> **Exercise details**: Emit the data below verbatim, stripping out any pictures.

> **Input rows**:
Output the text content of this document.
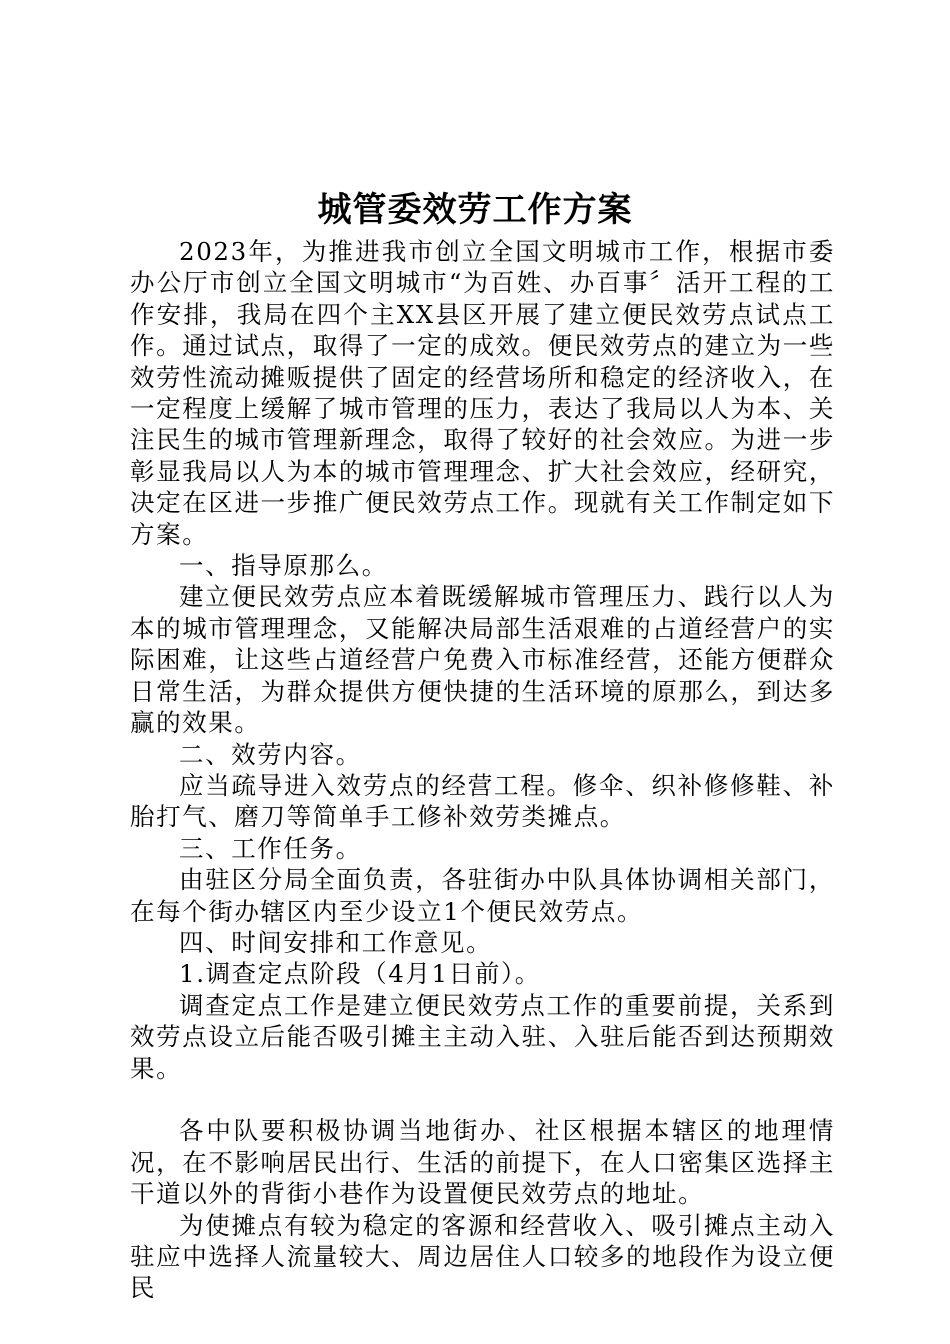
城管委效劳工作方案

2023年，为推进我市创立全国文明城市工作，根据市委办公厅市创立全国文明城市“为百姓、办百事〞活开工程的工作安排，我局在四个主XX县区开展了建立便民效劳点试点工作。通过试点，取得了一定的成效。便民效劳点的建立为一些效劳性流动摊贩提供了固定的经营场所和稳定的经济收入，在一定程度上缓解了城市管理的压力，表达了我局以人为本、关注民生的城市管理新理念，取得了较好的社会效应。为进一步彰显我局以人为本的城市管理理念、扩大社会效应，经研究，决定在区进一步推广便民效劳点工作。现就有关工作制定如下方案。

一、指导原那么。

建立便民效劳点应本着既缓解城市管理压力、践行以人为本的城市管理理念，又能解决局部生活艰难的占道经营户的实际困难，让这些占道经营户免费入市标准经营，还能方便群众日常生活，为群众提供方便快捷的生活环境的原那么，到达多赢的效果。

二、效劳内容。

应当疏导进入效劳点的经营工程。修伞、织补修修鞋、补胎打气、磨刀等简单手工修补效劳类摊点。

三、工作任务。

由驻区分局全面负责，各驻街办中队具体协调相关部门，在每个街办辖区内至少设立1个便民效劳点。

四、时间安排和工作意见。

1.调查定点阶段（4月1日前）。

调查定点工作是建立便民效劳点工作的重要前提，关系到效劳点设立后能否吸引摊主主动入驻、入驻后能否到达预期效果。

各中队要积极协调当地街办、社区根据本辖区的地理情况，在不影响居民出行、生活的前提下，在人口密集区选择主干道以外的背街小巷作为设置便民效劳点的地址。

为使摊点有较为稳定的客源和经营收入、吸引摊点主动入驻应中选择人流量较大、周边居住人口较多的地段作为设立便民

> **Expected output**:
Output the text content of this document.
城管委效劳工作方案

2023年，为推进我市创立全国文明城市工作，根据市委办公厅市创立全国文明城市“为百姓、办百事〞活开工程的工作安排，我局在四个主XX县区开展了建立便民效劳点试点工作。通过试点，取得了一定的成效。便民效劳点的建立为一些效劳性流动摊贩提供了固定的经营场所和稳定的经济收入，在一定程度上缓解了城市管理的压力，表达了我局以人为本、关注民生的城市管理新理念，取得了较好的社会效应。为进一步彰显我局以人为本的城市管理理念、扩大社会效应，经研究，决定在区进一步推广便民效劳点工作。现就有关工作制定如下方案。

一、指导原那么。

建立便民效劳点应本着既缓解城市管理压力、践行以人为本的城市管理理念，又能解决局部生活艰难的占道经营户的实际困难，让这些占道经营户免费入市标准经营，还能方便群众日常生活，为群众提供方便快捷的生活环境的原那么，到达多赢的效果。

二、效劳内容。

应当疏导进入效劳点的经营工程。修伞、织补修修鞋、补胎打气、磨刀等简单手工修补效劳类摊点。

三、工作任务。

由驻区分局全面负责，各驻街办中队具体协调相关部门，在每个街办辖区内至少设立1个便民效劳点。

四、时间安排和工作意见。

1.调查定点阶段（4月1日前）。

调查定点工作是建立便民效劳点工作的重要前提，关系到效劳点设立后能否吸引摊主主动入驻、入驻后能否到达预期效果。

各中队要积极协调当地街办、社区根据本辖区的地理情况，在不影响居民出行、生活的前提下，在人口密集区选择主干道以外的背街小巷作为设置便民效劳点的地址。

为使摊点有较为稳定的客源和经营收入、吸引摊点主动入驻应中选择人流量较大、周边居住人口较多的地段作为设立便民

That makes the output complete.